• **AIM**
Select from the records below every line that has the word "Dewpoint" in it.

(A run of records)
· · · · ·
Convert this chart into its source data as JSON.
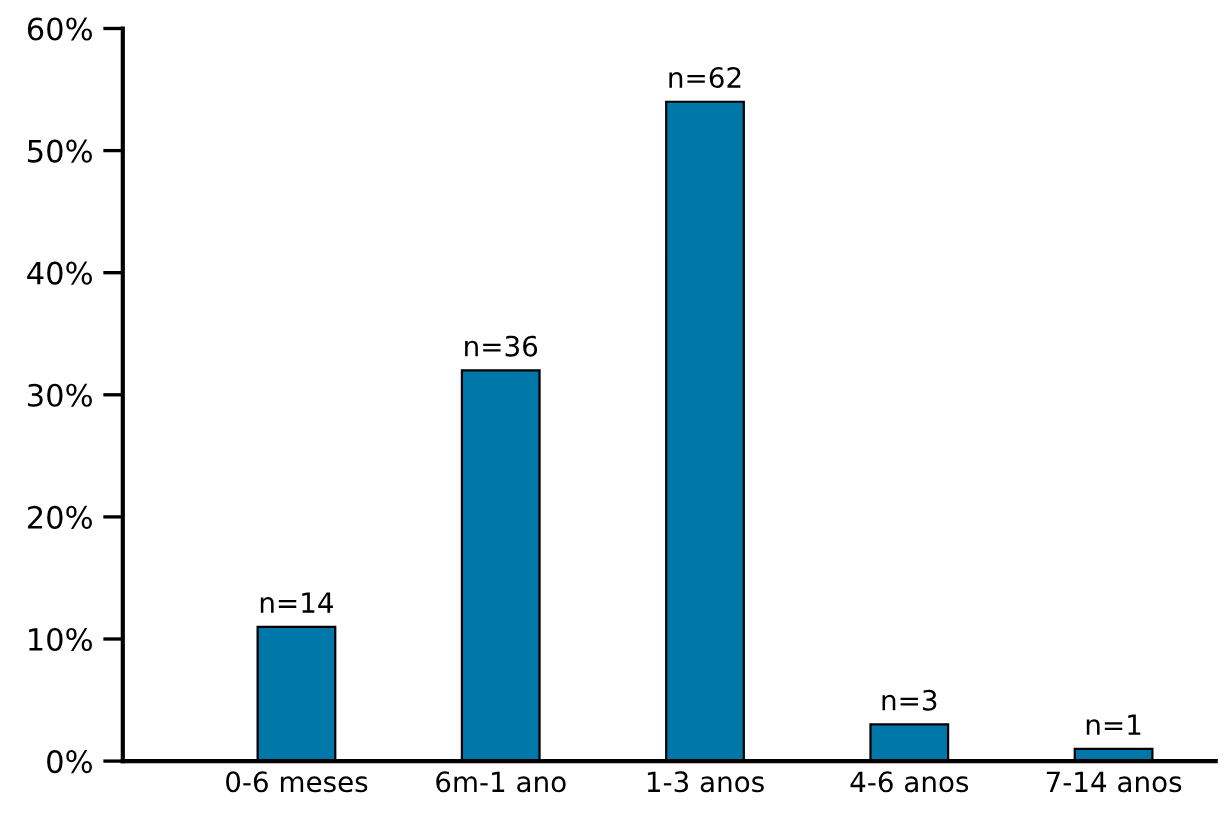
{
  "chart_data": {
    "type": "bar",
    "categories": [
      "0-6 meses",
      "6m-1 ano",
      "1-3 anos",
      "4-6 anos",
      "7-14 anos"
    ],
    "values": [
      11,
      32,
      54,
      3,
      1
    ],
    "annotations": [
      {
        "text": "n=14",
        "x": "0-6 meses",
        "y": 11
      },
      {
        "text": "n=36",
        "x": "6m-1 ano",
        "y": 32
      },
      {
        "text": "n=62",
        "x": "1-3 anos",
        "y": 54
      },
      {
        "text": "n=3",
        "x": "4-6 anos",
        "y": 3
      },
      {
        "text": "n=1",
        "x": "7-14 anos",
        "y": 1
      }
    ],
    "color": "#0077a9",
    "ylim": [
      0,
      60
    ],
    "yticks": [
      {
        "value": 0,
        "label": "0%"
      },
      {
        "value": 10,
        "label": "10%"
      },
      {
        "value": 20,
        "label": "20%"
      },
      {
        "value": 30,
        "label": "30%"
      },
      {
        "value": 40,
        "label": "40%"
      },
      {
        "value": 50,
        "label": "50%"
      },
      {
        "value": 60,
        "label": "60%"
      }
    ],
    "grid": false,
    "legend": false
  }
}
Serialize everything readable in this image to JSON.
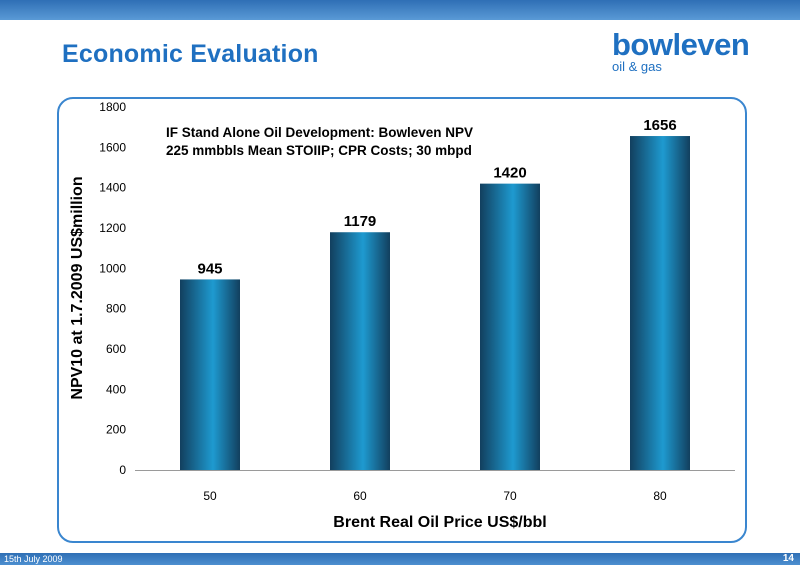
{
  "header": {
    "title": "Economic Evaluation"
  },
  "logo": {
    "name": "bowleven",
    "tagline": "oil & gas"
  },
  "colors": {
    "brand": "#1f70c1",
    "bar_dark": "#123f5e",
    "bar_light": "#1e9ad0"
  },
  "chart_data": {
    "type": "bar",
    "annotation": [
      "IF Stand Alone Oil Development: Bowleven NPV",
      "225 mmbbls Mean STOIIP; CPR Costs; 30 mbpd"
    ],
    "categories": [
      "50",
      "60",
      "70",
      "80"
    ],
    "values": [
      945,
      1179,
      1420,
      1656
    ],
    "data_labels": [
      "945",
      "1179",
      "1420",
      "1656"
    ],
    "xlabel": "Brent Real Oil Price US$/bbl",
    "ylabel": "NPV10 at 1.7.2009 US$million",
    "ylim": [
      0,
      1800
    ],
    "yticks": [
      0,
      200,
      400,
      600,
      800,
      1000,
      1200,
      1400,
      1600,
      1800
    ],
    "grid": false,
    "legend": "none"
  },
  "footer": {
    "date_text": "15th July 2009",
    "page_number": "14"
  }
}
· · · · ·
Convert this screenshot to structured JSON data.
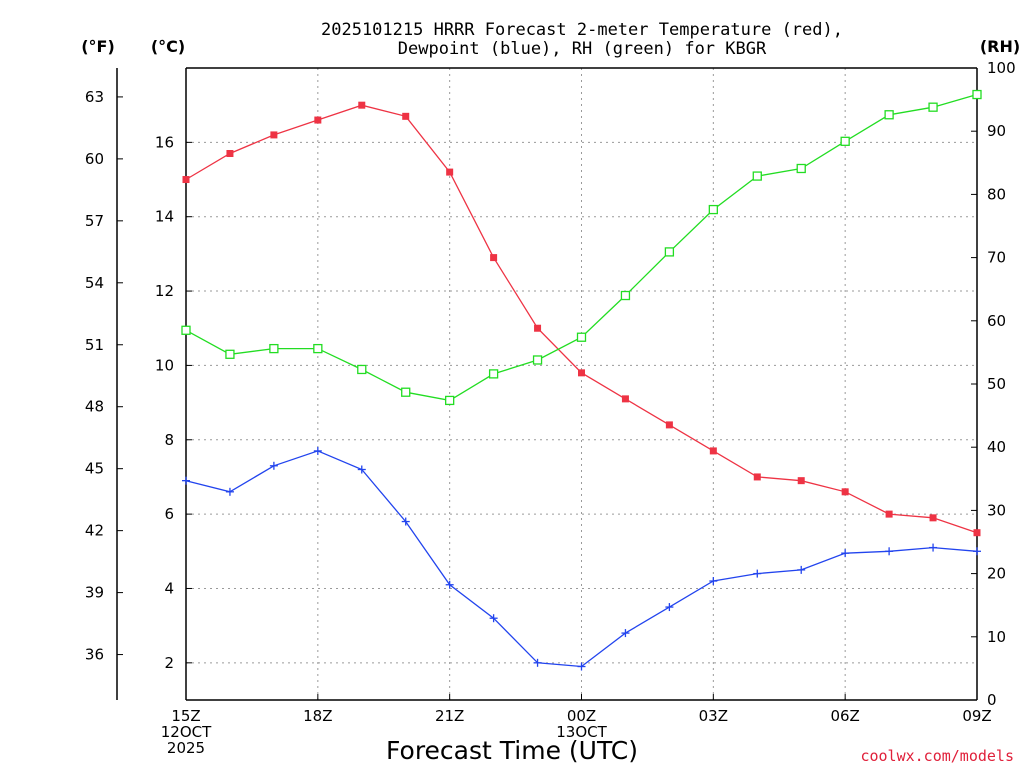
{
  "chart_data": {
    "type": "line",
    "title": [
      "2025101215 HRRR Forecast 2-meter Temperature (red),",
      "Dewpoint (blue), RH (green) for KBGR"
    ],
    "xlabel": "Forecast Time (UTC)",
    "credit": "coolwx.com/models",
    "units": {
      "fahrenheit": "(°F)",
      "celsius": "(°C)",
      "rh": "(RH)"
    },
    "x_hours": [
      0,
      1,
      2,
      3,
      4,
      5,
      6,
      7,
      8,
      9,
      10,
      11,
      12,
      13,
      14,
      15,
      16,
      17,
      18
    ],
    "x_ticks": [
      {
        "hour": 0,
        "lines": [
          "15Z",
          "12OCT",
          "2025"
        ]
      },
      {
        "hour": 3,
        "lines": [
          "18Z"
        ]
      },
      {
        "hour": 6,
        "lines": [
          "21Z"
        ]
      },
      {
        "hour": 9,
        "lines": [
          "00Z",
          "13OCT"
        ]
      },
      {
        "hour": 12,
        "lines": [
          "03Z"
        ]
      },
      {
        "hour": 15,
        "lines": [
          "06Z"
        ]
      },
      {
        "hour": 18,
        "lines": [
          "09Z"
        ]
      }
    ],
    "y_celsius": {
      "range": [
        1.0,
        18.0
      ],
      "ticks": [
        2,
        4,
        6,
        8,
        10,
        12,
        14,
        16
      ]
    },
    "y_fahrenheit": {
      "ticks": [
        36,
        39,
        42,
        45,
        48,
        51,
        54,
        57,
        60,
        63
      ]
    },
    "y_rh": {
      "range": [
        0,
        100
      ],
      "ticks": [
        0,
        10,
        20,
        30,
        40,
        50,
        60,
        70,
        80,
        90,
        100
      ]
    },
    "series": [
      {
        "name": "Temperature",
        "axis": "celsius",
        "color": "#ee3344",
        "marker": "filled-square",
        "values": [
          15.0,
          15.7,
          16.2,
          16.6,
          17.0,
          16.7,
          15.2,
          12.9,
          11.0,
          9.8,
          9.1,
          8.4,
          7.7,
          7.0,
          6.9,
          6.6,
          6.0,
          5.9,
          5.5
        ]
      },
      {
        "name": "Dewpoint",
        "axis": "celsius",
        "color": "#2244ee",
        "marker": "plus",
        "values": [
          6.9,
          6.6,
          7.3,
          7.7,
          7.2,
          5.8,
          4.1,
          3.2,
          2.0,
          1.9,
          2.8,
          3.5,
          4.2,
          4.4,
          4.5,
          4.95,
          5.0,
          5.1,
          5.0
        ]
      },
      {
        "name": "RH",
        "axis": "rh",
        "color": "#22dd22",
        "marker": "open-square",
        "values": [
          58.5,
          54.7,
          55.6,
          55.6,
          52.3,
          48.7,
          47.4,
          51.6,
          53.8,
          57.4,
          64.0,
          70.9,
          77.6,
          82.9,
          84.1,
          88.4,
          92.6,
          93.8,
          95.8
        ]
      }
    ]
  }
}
· · · · ·
• **EXERCISE RESULT**
      "Dewpoint (blue), RH (green) for KBGR"
        "name": "Dewpoint",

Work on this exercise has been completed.